===== STORED DATA =====

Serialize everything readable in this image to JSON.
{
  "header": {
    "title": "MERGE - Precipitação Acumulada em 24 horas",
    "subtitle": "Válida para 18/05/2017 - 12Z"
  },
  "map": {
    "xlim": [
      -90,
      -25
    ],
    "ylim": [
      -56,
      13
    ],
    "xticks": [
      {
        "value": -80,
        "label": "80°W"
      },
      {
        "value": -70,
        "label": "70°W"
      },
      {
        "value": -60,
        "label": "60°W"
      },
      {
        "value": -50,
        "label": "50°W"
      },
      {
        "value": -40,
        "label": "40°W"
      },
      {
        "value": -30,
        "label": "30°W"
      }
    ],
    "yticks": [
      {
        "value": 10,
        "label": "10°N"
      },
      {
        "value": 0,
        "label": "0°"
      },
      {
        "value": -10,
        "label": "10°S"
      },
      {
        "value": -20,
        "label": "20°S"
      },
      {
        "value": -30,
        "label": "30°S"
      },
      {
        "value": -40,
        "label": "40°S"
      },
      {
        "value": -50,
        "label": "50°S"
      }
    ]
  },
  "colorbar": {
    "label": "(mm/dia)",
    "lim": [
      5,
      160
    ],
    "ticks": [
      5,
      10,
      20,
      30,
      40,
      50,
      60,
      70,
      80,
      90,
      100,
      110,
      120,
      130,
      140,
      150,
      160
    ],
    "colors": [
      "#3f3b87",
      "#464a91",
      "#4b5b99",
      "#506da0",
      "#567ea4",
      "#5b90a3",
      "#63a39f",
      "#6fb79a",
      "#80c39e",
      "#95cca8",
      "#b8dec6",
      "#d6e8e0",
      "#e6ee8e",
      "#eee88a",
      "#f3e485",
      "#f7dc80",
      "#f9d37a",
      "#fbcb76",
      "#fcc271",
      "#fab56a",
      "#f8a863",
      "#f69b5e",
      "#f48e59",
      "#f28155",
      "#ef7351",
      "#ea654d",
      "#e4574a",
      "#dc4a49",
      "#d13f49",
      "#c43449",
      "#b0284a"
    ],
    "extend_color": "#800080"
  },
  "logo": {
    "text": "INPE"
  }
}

=====

» **AIM**: Exactly reproduce all of the entries above.

» **THE RESPONSE**:
Serialize everything readable in this image to JSON.
{
  "header": {
    "title": "MERGE - Precipitação Acumulada em 24 horas",
    "subtitle": "Válida para 18/05/2017 - 12Z"
  },
  "map": {
    "xlim": [
      -90,
      -25
    ],
    "ylim": [
      -56,
      13
    ],
    "xticks": [
      {
        "value": -80,
        "label": "80°W"
      },
      {
        "value": -70,
        "label": "70°W"
      },
      {
        "value": -60,
        "label": "60°W"
      },
      {
        "value": -50,
        "label": "50°W"
      },
      {
        "value": -40,
        "label": "40°W"
      },
      {
        "value": -30,
        "label": "30°W"
      }
    ],
    "yticks": [
      {
        "value": 10,
        "label": "10°N"
      },
      {
        "value": 0,
        "label": "0°"
      },
      {
        "value": -10,
        "label": "10°S"
      },
      {
        "value": -20,
        "label": "20°S"
      },
      {
        "value": -30,
        "label": "30°S"
      },
      {
        "value": -40,
        "label": "40°S"
      },
      {
        "value": -50,
        "label": "50°S"
      }
    ]
  },
  "colorbar": {
    "label": "(mm/dia)",
    "lim": [
      5,
      160
    ],
    "ticks": [
      5,
      10,
      20,
      30,
      40,
      50,
      60,
      70,
      80,
      90,
      100,
      110,
      120,
      130,
      140,
      150,
      160
    ],
    "colors": [
      "#3f3b87",
      "#464a91",
      "#4b5b99",
      "#506da0",
      "#567ea4",
      "#5b90a3",
      "#63a39f",
      "#6fb79a",
      "#80c39e",
      "#95cca8",
      "#b8dec6",
      "#d6e8e0",
      "#e6ee8e",
      "#eee88a",
      "#f3e485",
      "#f7dc80",
      "#f9d37a",
      "#fbcb76",
      "#fcc271",
      "#fab56a",
      "#f8a863",
      "#f69b5e",
      "#f48e59",
      "#f28155",
      "#ef7351",
      "#ea654d",
      "#e4574a",
      "#dc4a49",
      "#d13f49",
      "#c43449",
      "#b0284a"
    ],
    "extend_color": "#800080"
  },
  "logo": {
    "text": "INPE"
  }
}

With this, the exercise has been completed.